Copy every line that contains the string "document" from the entries below.
########################################
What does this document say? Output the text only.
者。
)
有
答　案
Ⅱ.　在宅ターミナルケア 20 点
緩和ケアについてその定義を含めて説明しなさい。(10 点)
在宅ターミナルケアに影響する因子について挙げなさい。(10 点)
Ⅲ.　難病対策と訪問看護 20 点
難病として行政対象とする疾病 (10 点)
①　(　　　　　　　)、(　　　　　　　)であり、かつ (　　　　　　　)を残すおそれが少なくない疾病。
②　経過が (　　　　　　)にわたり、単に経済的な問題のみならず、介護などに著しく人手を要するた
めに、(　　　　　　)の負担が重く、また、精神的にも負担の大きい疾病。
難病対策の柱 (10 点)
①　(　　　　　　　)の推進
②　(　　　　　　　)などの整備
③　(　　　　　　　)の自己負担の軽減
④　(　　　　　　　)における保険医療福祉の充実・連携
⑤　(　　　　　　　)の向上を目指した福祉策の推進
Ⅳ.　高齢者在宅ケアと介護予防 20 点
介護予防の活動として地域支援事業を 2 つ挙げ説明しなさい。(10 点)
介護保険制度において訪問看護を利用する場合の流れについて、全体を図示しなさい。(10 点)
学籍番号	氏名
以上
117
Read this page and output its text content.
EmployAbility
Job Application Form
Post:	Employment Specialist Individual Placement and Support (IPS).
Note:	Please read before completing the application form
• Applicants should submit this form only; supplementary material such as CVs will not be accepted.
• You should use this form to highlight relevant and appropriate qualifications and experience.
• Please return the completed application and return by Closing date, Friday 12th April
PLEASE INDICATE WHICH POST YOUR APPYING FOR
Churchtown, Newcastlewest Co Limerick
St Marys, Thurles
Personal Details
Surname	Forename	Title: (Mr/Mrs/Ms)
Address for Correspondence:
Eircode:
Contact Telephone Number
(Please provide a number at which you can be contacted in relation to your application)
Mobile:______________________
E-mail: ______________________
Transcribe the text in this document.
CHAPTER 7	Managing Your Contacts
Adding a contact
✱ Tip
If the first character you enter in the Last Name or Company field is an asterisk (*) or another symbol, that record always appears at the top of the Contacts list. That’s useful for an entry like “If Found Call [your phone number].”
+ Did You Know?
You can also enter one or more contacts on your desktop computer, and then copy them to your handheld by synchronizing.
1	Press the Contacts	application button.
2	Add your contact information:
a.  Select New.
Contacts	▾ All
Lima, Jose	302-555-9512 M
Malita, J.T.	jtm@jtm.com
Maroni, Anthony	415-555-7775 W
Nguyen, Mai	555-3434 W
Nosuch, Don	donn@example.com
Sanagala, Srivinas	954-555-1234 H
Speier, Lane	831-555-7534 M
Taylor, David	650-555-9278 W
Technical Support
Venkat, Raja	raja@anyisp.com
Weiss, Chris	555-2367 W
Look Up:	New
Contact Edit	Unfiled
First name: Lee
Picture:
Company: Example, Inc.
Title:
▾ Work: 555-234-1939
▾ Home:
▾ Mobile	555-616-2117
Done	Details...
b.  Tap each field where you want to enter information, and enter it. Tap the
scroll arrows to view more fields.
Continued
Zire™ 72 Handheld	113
########################################
* [Written response]
What does this document say? Output the text only.
Transcribe the text in this document.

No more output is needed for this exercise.